Data provided:
****************

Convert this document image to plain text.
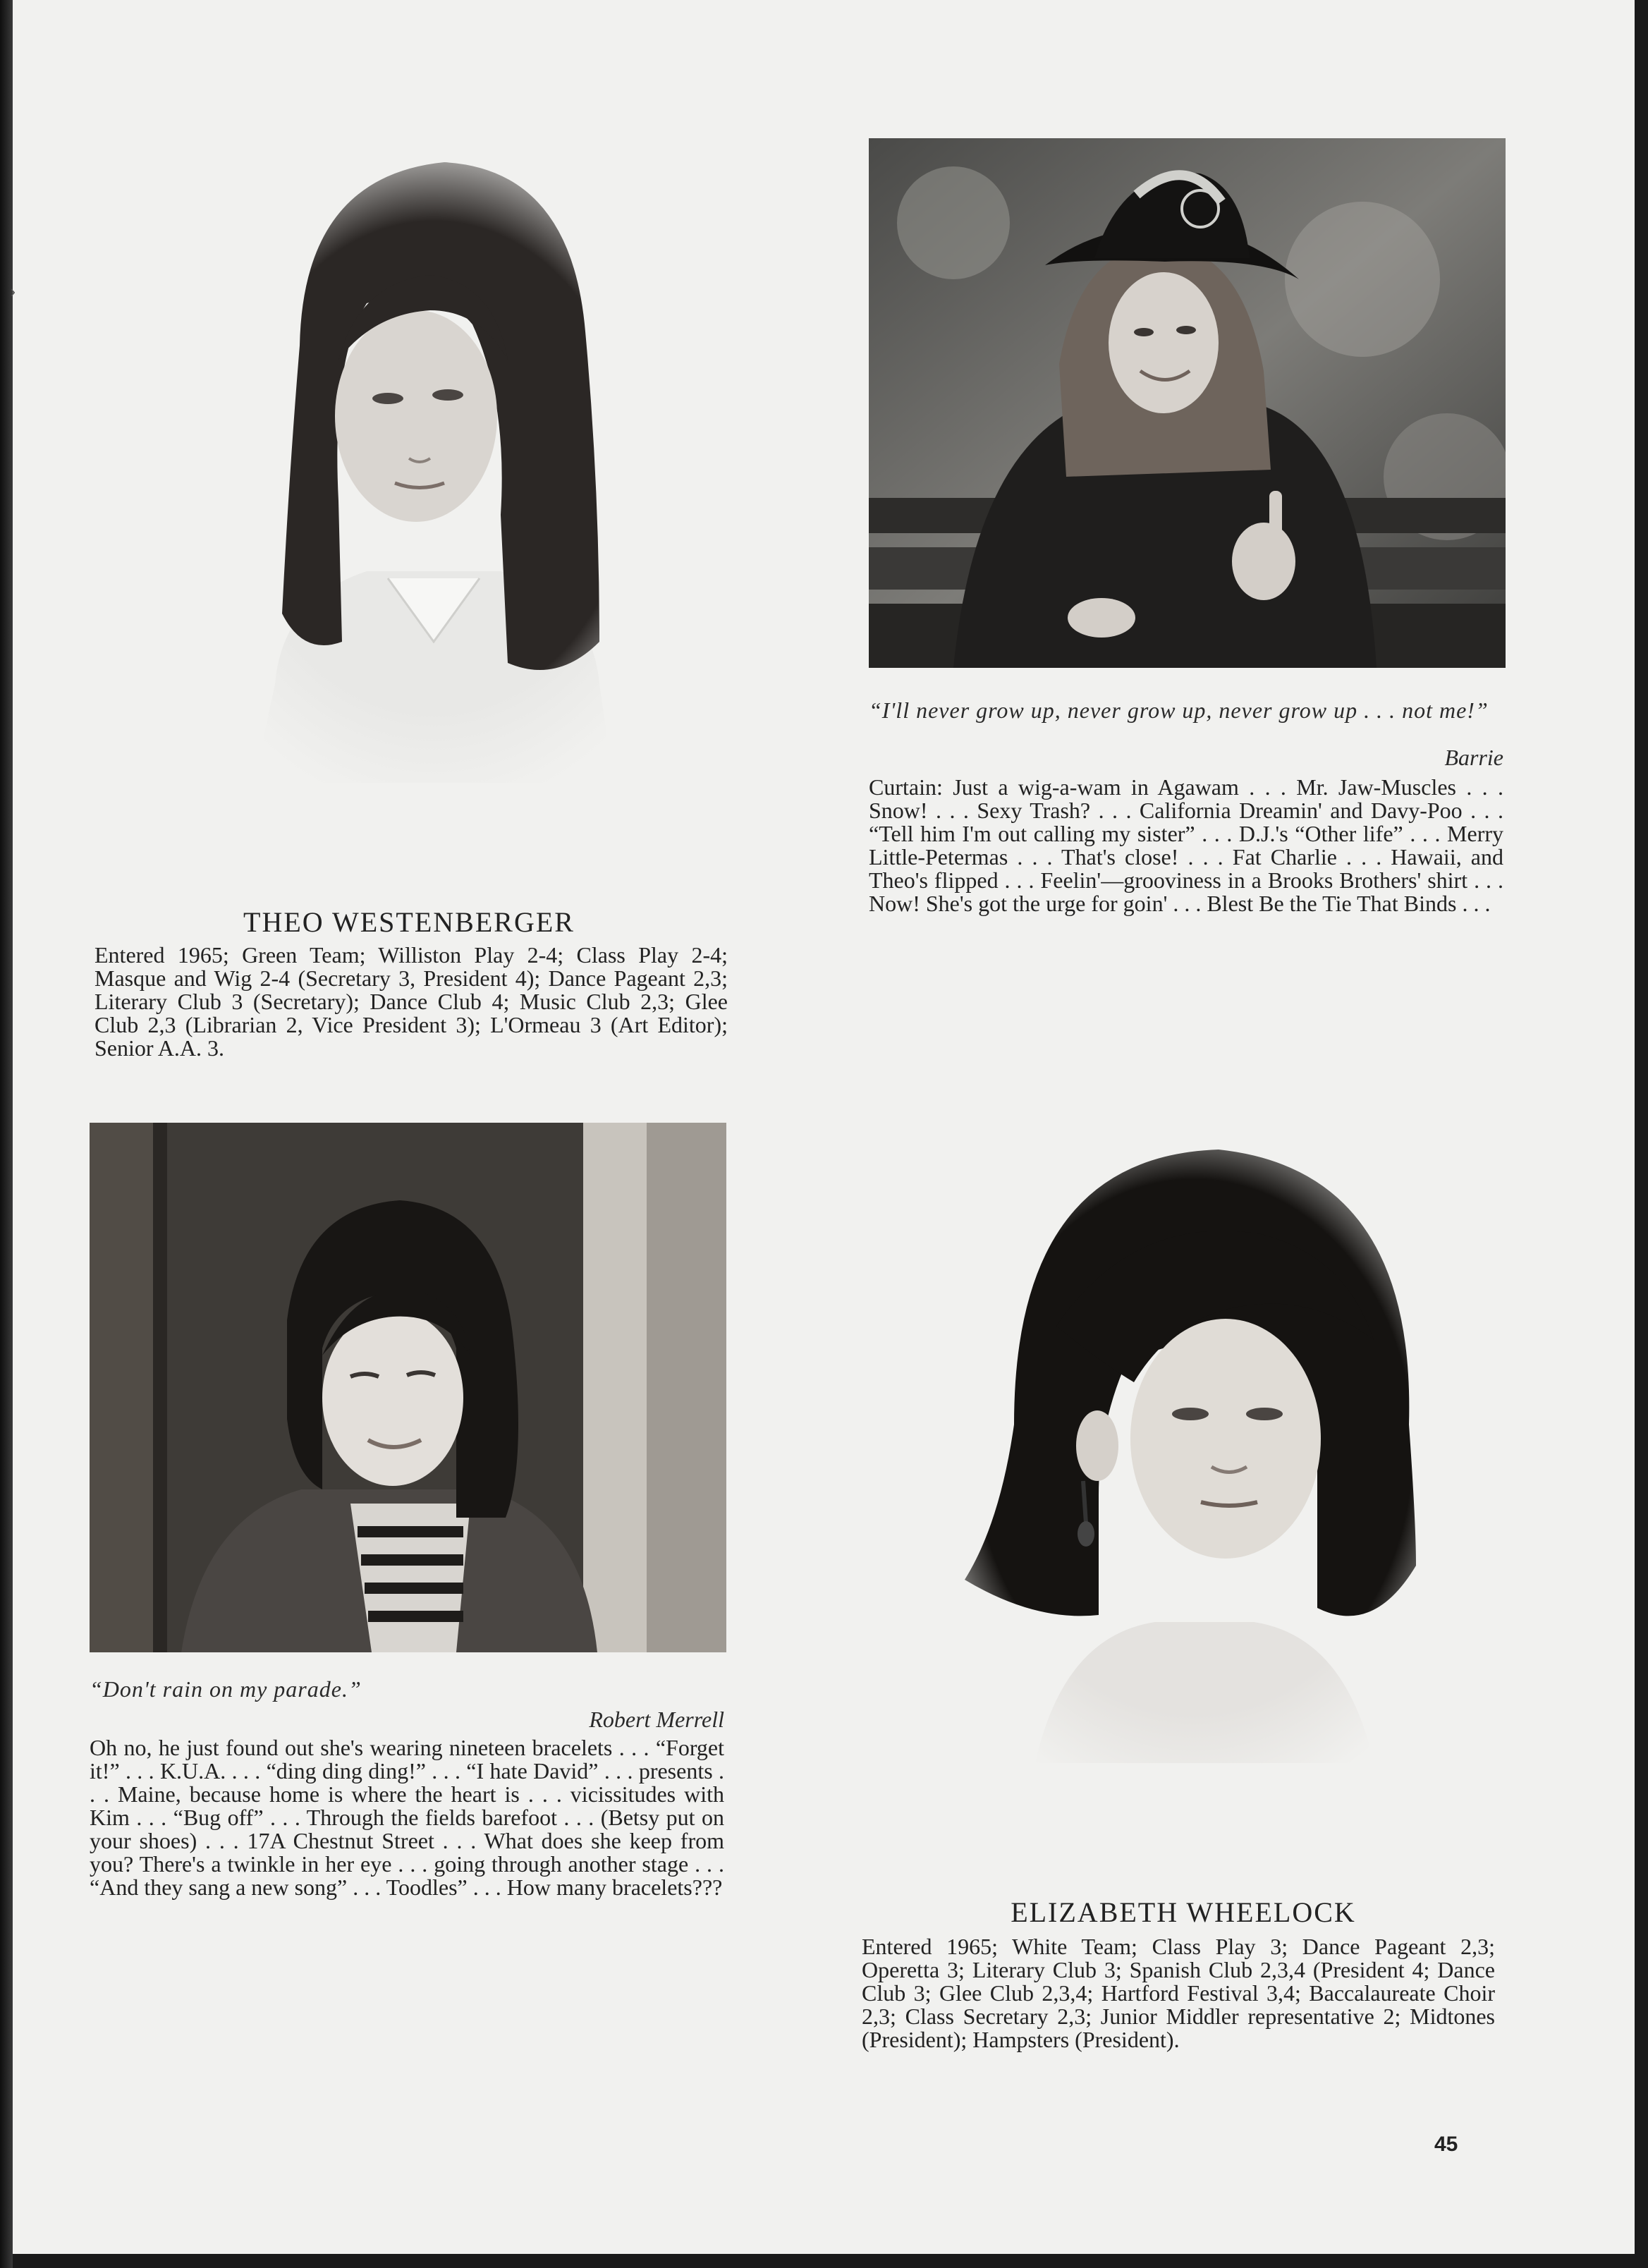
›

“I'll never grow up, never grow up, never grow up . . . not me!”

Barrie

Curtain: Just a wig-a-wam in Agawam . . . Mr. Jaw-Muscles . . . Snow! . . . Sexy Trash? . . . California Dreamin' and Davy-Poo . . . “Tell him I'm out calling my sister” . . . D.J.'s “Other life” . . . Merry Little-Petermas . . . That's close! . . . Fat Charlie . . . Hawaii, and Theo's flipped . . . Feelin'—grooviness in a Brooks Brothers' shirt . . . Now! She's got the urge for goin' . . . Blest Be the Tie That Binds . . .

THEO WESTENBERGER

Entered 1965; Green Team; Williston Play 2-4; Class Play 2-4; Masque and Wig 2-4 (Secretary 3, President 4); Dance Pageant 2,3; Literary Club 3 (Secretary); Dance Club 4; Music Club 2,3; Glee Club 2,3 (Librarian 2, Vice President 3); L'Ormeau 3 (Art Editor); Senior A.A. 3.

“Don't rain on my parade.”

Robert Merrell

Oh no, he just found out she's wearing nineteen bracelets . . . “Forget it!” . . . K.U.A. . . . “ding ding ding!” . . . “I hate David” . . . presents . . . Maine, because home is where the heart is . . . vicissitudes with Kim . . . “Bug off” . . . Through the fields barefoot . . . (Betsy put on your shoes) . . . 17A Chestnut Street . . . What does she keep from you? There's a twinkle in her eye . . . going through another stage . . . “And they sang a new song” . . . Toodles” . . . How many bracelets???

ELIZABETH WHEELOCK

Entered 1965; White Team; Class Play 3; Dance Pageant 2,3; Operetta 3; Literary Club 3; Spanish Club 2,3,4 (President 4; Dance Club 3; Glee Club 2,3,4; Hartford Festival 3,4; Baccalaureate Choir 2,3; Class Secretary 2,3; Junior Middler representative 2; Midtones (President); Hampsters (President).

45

****************

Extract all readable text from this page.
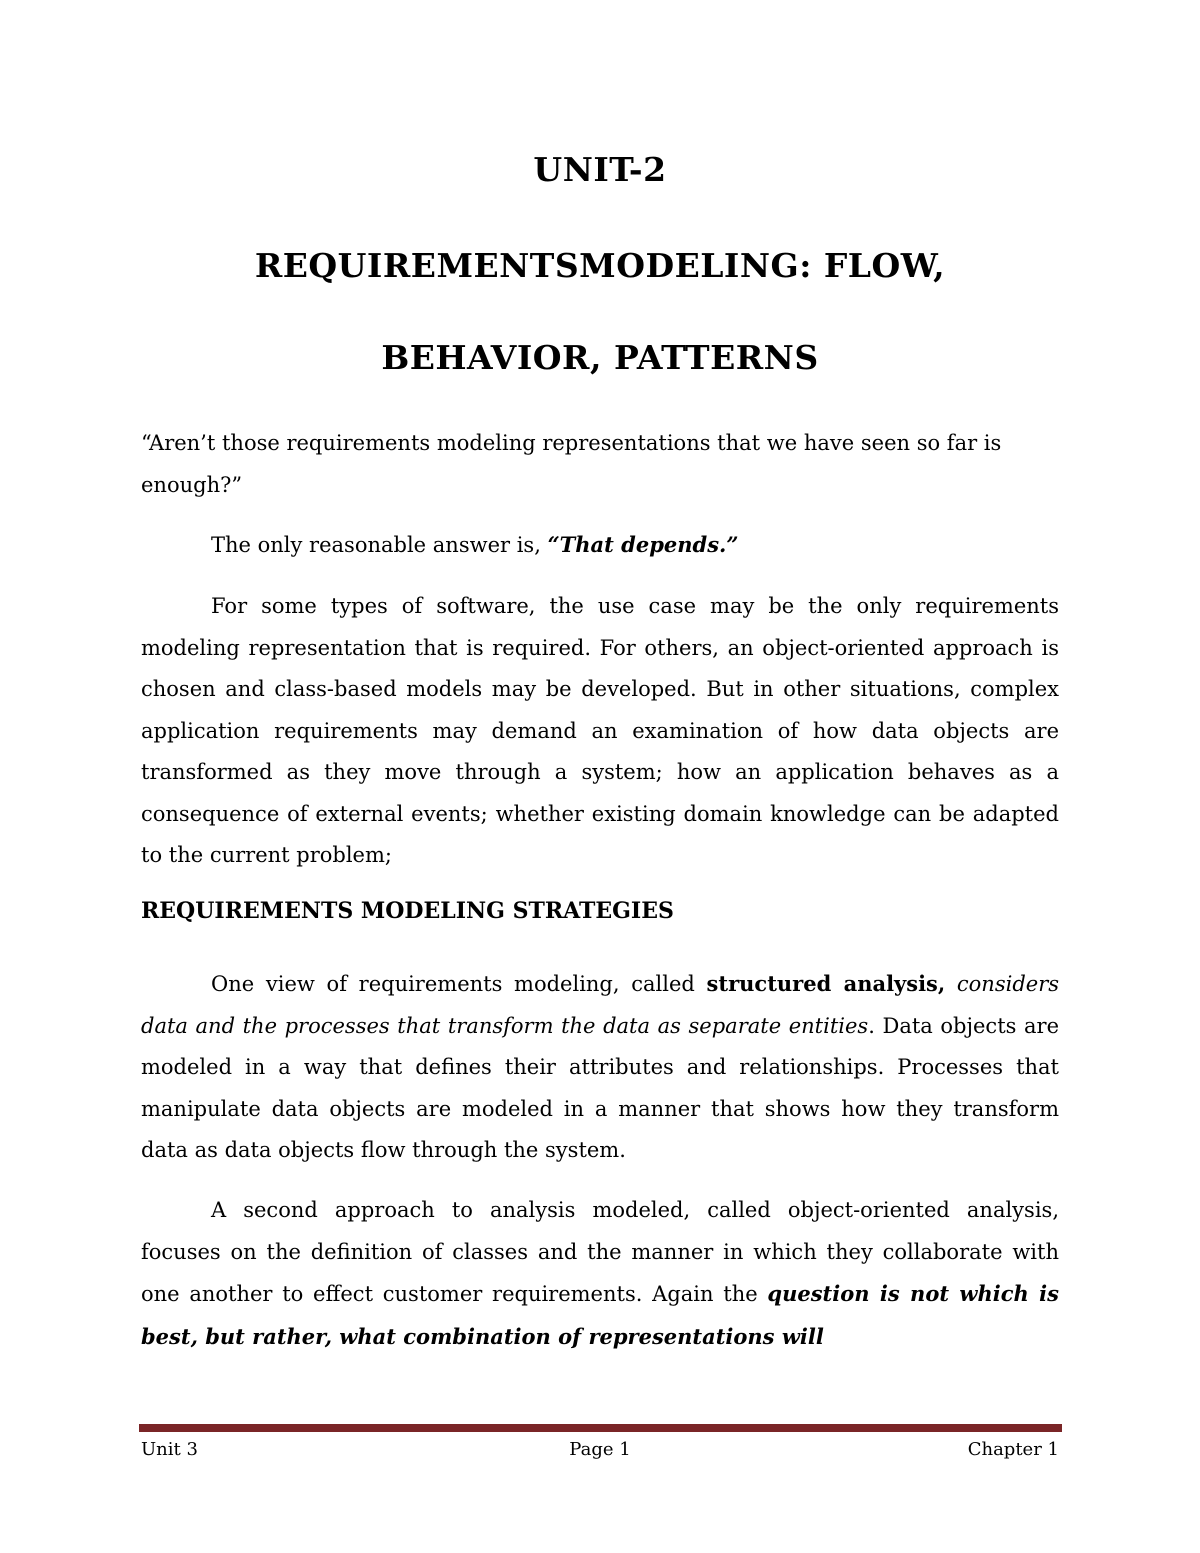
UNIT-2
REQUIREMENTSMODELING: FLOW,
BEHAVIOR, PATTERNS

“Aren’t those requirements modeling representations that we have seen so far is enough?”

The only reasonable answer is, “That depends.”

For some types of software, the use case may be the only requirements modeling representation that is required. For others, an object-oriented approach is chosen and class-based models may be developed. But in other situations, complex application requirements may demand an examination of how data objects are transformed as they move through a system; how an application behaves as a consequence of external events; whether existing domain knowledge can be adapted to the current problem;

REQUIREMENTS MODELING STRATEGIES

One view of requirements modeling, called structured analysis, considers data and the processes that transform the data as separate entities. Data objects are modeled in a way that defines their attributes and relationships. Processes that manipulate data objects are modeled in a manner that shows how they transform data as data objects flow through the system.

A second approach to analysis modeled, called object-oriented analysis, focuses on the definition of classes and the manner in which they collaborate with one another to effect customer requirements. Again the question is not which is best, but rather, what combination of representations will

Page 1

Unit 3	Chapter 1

****************

Request: Go through the material above and count the lines that contain "Club"; give that number alone.

Task solution: 2